WHAT YOU HAVE TO DO:
Write the data below out exactly as it stands. Do not include the pictures.

INPUT DATA:

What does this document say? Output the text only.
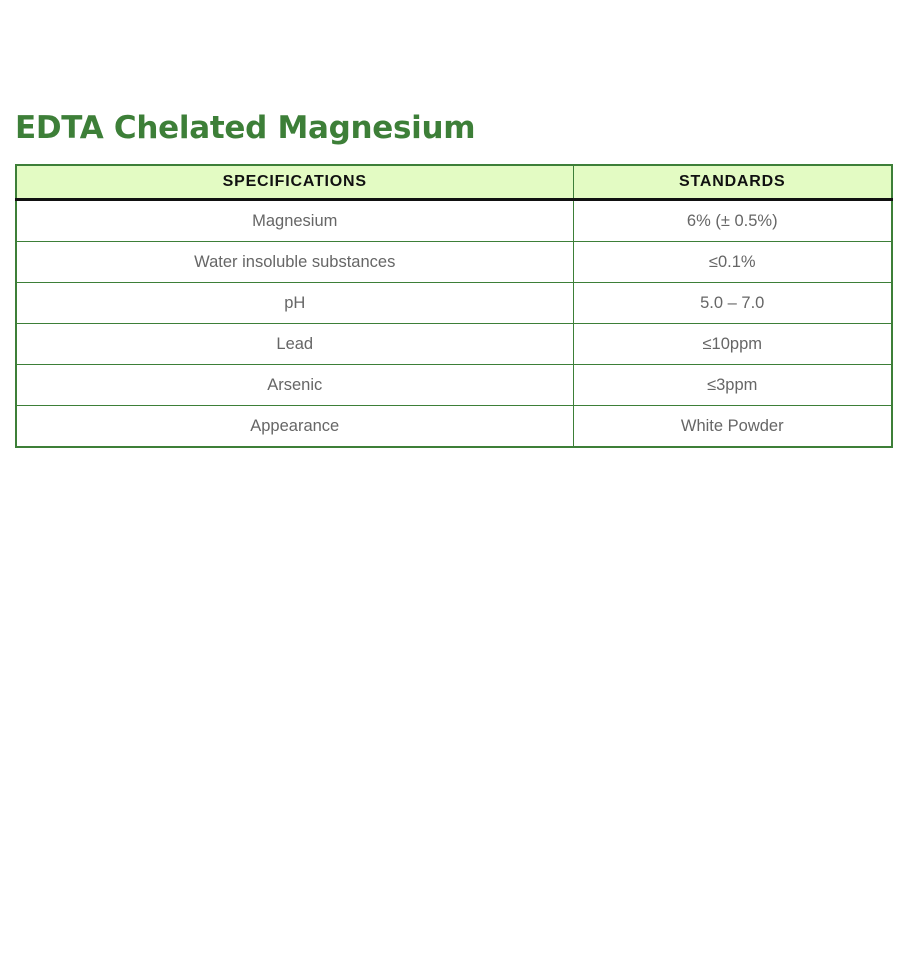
EDTA Chelated Magnesium
SPECIFICATIONS	STANDARDS
Magnesium	6% (± 0.5%)
Water insoluble substances	≤0.1%
pH	5.0 – 7.0
Lead	≤10ppm
Arsenic	≤3ppm
Appearance	White Powder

RESPONSE TO THE EXERCISE:
What does this document say? Output the text only.
EDTA Chelated Magnesium
SPECIFICATIONS	STANDARDS
Magnesium	6% (± 0.5%)
Water insoluble substances	≤0.1%
pH	5.0 – 7.0
Lead	≤10ppm
Arsenic	≤3ppm
Appearance	White Powder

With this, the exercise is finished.